> _TASK INSTRUCTIONS_:
Please duplicate everything in the material from the start down to the line containing "1036, 1886, 1054]", with both ends included.

> _DATA SHOWN_:
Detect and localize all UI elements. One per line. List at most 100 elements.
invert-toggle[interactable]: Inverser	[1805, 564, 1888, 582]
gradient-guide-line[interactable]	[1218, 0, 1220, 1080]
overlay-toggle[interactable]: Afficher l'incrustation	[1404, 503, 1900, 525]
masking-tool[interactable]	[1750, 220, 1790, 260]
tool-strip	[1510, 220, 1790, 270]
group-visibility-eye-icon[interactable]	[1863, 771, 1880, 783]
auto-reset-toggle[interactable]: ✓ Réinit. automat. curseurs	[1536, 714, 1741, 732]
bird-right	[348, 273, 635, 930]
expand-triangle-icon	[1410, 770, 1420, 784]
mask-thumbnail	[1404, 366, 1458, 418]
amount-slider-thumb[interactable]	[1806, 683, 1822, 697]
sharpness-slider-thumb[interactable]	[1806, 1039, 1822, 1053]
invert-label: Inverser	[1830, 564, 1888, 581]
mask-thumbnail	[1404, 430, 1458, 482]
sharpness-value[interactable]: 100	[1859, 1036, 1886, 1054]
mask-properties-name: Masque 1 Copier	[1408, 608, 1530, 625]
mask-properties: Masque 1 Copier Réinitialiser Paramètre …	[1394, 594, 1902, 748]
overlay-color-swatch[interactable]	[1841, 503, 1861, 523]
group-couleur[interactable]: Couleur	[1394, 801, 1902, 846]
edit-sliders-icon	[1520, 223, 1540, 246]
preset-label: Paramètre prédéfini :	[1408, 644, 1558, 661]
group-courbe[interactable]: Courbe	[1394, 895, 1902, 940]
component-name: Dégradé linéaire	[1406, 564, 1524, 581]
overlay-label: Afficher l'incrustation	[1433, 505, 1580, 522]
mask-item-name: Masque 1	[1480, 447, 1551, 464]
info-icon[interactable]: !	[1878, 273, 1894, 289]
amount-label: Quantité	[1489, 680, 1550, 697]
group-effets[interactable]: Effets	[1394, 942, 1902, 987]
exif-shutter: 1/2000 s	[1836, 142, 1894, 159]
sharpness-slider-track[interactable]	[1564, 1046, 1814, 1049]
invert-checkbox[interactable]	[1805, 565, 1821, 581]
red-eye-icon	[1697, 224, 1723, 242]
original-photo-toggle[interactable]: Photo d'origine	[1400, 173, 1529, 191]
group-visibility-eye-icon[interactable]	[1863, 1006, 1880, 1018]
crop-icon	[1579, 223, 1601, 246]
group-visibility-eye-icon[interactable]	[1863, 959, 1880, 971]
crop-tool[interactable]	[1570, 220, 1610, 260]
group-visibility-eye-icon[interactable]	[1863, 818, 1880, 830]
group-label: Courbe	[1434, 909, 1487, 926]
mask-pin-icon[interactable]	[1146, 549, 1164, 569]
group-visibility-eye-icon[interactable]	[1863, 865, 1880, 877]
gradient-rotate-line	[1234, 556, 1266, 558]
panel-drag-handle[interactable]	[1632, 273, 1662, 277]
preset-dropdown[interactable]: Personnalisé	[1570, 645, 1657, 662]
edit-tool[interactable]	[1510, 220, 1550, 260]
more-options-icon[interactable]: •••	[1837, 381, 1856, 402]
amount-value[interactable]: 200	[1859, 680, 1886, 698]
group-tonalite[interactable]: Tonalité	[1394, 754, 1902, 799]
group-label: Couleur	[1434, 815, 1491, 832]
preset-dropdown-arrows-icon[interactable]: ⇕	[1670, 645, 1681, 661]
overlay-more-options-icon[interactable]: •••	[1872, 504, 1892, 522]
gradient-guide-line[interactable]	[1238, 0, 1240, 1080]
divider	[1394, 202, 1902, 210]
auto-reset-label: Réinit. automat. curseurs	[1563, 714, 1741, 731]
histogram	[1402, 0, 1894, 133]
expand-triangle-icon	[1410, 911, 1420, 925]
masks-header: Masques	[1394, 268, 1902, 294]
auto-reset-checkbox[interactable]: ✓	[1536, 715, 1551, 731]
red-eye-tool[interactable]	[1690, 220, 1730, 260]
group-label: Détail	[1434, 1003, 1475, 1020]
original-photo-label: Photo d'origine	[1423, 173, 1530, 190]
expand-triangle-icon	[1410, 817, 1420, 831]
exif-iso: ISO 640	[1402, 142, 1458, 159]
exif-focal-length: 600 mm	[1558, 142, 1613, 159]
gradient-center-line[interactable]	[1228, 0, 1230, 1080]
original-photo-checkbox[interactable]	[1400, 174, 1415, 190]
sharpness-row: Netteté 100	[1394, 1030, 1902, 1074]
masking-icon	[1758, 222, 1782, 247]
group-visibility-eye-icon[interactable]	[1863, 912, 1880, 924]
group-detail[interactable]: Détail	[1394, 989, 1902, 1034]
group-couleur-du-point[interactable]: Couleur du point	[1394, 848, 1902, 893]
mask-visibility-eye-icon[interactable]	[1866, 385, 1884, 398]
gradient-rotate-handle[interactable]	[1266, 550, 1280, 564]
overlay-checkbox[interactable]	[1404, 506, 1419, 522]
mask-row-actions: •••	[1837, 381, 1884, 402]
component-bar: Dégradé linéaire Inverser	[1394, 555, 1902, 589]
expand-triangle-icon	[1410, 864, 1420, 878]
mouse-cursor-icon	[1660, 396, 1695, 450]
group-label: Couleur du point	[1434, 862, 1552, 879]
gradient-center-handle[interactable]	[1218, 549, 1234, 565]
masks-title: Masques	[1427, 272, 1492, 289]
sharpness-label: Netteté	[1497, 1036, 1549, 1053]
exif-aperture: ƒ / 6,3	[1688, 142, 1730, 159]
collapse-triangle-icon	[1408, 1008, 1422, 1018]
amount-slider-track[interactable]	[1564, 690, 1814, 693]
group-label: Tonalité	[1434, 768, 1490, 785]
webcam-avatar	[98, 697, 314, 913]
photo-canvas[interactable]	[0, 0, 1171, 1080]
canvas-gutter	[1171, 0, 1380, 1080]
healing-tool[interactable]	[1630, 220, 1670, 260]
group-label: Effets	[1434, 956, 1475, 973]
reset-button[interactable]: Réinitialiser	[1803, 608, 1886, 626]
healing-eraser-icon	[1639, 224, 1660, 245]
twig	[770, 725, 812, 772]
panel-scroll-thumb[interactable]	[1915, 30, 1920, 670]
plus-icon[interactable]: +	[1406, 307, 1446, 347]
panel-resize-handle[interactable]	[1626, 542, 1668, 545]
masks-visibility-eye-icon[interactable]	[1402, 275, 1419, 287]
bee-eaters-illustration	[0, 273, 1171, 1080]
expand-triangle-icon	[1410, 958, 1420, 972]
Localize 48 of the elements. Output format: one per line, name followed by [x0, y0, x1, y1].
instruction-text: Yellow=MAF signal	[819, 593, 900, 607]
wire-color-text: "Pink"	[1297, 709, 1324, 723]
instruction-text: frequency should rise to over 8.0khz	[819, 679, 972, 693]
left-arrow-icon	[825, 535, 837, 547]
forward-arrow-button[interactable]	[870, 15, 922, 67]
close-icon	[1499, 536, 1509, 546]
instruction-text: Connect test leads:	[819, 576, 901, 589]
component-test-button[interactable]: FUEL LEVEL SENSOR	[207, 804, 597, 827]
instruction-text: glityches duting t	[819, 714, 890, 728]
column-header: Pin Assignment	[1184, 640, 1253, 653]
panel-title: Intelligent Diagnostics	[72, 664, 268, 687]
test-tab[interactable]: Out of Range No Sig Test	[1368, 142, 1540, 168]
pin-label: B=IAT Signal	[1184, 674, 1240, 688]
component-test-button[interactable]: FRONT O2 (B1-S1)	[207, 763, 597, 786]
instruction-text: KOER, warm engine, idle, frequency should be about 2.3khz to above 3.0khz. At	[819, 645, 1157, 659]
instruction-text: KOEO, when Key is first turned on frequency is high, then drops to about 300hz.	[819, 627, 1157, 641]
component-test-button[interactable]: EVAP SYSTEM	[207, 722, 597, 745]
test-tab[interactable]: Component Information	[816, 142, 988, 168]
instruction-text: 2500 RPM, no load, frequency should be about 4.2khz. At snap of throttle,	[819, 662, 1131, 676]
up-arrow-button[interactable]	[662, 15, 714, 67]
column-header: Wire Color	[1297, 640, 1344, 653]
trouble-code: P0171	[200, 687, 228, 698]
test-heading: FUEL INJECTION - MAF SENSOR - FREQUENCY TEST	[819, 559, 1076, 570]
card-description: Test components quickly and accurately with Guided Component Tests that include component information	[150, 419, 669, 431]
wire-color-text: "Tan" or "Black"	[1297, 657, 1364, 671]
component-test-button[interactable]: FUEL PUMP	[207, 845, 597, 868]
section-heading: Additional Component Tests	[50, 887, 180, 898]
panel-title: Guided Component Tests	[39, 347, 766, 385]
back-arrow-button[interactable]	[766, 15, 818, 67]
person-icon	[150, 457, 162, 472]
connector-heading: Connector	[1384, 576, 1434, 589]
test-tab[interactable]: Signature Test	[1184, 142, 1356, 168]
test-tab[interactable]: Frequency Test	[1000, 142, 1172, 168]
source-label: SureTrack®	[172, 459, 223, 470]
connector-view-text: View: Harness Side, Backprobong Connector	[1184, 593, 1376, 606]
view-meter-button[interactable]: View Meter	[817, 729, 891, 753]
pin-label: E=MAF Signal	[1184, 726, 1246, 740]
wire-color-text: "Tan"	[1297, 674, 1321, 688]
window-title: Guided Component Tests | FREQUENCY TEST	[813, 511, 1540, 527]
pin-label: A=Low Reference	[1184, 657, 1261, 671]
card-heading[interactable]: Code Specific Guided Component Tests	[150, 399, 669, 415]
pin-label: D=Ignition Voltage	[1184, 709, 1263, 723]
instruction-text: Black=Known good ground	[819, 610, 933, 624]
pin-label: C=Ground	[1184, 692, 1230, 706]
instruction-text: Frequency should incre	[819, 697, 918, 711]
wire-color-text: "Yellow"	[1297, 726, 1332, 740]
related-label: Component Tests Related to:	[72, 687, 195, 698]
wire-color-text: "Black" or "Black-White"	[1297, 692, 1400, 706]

> _ANSWER FOR THIS EXERCISE_:
Detect and localize all UI elements. One per line. List at most 100 elements.
invert-toggle[interactable]: Inverser	[1805, 564, 1888, 582]
gradient-guide-line[interactable]	[1218, 0, 1220, 1080]
overlay-toggle[interactable]: Afficher l'incrustation	[1404, 503, 1900, 525]
masking-tool[interactable]	[1750, 220, 1790, 260]
tool-strip	[1510, 220, 1790, 270]
group-visibility-eye-icon[interactable]	[1863, 771, 1880, 783]
auto-reset-toggle[interactable]: ✓ Réinit. automat. curseurs	[1536, 714, 1741, 732]
bird-right	[348, 273, 635, 930]
expand-triangle-icon	[1410, 770, 1420, 784]
mask-thumbnail	[1404, 366, 1458, 418]
amount-slider-thumb[interactable]	[1806, 683, 1822, 697]
sharpness-slider-thumb[interactable]	[1806, 1039, 1822, 1053]
invert-label: Inverser	[1830, 564, 1888, 581]
mask-thumbnail	[1404, 430, 1458, 482]
sharpness-value[interactable]: 100	[1859, 1036, 1886, 1054]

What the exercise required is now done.